## What to do
Across the records below, how many lines include the word "title"? State only the number.

## The data

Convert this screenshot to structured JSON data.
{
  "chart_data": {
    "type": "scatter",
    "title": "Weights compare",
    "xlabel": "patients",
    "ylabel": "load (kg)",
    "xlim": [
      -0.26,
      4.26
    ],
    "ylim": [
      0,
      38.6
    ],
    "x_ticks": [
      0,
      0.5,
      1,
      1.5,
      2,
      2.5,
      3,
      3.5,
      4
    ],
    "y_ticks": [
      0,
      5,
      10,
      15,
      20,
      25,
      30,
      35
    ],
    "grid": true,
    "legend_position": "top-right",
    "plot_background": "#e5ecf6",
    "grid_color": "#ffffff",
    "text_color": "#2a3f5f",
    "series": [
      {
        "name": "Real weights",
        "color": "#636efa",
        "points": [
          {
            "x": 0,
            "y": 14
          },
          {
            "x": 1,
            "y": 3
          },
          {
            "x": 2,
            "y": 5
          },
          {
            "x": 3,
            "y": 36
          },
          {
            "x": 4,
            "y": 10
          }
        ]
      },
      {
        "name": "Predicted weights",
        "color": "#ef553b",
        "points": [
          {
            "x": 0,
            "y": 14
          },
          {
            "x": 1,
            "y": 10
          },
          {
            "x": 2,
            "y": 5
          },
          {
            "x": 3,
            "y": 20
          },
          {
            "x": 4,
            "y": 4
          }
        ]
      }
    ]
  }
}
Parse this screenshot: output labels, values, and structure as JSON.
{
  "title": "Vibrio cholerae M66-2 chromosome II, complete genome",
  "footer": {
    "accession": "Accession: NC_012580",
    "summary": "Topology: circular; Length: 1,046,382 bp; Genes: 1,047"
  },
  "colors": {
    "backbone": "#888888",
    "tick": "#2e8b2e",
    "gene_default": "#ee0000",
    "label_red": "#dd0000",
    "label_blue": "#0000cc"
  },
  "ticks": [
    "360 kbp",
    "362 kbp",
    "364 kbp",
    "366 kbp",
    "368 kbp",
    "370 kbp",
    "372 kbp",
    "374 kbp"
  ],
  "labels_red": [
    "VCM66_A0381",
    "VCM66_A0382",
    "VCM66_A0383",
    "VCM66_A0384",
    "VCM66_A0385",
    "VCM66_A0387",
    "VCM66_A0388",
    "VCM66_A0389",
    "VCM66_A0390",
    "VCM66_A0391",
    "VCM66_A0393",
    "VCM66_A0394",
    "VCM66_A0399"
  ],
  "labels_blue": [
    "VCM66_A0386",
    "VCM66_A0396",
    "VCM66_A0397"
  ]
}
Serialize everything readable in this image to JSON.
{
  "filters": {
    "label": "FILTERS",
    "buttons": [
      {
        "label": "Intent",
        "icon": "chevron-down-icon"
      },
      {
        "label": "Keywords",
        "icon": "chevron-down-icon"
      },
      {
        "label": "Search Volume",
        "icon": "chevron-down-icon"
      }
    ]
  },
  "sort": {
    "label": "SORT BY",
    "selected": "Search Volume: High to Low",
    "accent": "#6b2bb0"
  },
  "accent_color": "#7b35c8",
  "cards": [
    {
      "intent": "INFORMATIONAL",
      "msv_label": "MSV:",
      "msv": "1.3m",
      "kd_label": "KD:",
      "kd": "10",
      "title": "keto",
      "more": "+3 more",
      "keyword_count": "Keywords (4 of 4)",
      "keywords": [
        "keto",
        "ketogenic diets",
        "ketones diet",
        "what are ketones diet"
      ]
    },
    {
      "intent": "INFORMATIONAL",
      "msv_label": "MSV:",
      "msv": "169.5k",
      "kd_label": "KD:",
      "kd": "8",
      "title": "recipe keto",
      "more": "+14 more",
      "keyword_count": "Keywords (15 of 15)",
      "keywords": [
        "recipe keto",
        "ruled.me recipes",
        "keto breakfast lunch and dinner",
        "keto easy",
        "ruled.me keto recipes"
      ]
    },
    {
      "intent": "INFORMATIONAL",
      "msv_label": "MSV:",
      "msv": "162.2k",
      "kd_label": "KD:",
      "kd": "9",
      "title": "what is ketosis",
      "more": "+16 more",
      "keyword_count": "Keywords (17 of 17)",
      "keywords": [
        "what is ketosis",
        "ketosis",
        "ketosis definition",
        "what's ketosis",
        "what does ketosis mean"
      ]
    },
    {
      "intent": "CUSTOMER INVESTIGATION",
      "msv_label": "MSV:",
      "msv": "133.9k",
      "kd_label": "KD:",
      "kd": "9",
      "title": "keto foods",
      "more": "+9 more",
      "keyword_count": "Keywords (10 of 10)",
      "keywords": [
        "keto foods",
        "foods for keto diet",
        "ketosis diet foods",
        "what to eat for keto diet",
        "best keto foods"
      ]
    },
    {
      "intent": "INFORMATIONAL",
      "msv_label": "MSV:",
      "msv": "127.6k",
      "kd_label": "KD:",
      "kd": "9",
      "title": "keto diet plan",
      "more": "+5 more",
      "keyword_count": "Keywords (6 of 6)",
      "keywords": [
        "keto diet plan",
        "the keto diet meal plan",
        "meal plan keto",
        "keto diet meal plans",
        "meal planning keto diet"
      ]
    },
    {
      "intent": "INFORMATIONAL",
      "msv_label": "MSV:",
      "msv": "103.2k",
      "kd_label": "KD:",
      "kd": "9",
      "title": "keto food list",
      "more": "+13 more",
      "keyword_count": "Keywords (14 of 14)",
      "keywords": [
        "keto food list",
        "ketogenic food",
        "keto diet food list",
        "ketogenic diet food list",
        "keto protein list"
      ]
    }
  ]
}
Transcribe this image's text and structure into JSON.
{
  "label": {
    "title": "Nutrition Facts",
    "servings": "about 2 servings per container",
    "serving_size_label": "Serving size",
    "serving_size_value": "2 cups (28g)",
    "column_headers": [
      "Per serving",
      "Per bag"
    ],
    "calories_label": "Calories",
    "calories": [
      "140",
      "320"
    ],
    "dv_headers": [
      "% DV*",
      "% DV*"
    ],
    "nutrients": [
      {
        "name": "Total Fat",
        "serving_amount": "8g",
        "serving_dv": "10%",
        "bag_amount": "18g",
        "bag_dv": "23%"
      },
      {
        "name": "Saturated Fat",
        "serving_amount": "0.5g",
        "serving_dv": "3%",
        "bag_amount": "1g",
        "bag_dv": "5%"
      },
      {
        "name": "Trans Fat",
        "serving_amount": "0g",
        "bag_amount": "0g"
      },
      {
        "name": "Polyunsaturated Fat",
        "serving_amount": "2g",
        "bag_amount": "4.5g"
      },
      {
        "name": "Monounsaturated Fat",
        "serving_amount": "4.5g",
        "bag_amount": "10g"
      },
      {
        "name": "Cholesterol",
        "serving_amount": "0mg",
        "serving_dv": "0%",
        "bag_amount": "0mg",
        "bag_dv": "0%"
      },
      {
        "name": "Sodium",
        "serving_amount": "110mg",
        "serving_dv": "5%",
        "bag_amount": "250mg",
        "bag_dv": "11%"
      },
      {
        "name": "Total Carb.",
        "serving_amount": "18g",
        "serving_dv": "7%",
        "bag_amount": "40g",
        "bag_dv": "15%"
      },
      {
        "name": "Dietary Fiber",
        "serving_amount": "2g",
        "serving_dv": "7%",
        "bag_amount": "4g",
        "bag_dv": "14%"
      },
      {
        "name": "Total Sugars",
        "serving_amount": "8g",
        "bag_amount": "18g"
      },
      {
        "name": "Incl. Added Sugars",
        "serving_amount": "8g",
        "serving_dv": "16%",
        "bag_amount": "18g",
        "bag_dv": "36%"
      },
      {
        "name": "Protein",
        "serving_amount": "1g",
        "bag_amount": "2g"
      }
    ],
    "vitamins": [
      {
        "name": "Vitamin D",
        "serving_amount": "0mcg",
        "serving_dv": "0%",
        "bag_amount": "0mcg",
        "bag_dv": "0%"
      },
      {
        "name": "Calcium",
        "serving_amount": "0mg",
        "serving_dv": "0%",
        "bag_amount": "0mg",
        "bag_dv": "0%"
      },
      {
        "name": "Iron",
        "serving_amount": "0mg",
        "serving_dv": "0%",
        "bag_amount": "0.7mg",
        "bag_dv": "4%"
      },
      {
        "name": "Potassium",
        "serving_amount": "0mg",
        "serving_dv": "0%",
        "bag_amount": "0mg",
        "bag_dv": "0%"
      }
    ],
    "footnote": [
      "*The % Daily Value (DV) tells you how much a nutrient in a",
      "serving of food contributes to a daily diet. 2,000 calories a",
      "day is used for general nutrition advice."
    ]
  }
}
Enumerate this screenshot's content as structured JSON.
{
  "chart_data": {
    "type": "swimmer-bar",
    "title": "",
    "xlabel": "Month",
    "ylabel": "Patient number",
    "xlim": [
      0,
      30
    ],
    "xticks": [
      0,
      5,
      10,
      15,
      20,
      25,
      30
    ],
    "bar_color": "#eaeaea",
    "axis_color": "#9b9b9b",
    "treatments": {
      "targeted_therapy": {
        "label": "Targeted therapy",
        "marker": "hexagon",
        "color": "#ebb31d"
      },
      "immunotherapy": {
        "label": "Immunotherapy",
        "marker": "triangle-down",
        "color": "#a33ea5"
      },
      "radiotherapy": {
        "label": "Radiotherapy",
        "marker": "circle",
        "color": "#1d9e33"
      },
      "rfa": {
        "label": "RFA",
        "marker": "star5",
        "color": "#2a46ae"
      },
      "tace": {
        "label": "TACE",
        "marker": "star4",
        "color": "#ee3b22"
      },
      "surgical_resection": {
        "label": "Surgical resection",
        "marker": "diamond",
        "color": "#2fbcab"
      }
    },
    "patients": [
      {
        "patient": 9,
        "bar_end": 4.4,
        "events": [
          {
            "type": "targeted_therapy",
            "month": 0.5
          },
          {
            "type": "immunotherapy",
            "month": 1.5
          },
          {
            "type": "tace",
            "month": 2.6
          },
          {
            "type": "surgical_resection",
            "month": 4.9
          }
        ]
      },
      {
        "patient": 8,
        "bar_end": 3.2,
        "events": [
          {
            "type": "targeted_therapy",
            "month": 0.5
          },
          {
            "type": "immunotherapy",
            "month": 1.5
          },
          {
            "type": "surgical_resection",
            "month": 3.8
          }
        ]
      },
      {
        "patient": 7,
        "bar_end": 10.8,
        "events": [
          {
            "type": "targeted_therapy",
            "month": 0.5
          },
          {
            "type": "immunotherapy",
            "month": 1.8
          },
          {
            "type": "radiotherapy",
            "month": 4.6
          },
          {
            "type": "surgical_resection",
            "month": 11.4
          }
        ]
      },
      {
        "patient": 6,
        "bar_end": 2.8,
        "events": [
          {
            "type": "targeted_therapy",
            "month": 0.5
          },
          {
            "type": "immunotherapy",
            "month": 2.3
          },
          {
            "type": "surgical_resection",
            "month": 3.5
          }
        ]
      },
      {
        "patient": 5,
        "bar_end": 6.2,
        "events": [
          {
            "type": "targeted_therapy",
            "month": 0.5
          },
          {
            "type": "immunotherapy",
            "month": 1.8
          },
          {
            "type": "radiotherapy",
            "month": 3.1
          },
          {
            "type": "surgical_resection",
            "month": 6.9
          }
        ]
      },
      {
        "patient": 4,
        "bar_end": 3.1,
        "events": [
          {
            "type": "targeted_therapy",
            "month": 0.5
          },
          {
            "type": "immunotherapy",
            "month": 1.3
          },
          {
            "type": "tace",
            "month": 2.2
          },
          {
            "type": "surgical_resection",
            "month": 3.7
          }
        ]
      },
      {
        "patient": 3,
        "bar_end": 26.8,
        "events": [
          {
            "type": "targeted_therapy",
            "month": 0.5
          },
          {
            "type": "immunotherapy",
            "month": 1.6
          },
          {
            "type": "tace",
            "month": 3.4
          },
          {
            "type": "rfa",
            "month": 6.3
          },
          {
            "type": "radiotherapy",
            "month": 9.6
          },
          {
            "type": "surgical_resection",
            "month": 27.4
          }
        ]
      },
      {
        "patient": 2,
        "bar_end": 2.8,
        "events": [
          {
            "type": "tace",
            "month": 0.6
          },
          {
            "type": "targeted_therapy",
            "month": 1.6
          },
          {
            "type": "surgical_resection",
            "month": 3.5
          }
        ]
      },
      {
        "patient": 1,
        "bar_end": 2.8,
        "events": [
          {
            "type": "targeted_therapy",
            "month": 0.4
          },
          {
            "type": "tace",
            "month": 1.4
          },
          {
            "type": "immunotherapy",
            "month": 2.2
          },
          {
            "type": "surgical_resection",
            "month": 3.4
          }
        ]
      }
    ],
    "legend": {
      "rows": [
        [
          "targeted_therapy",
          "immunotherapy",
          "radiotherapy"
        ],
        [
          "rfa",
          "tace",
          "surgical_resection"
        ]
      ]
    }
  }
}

## Completed exercise
10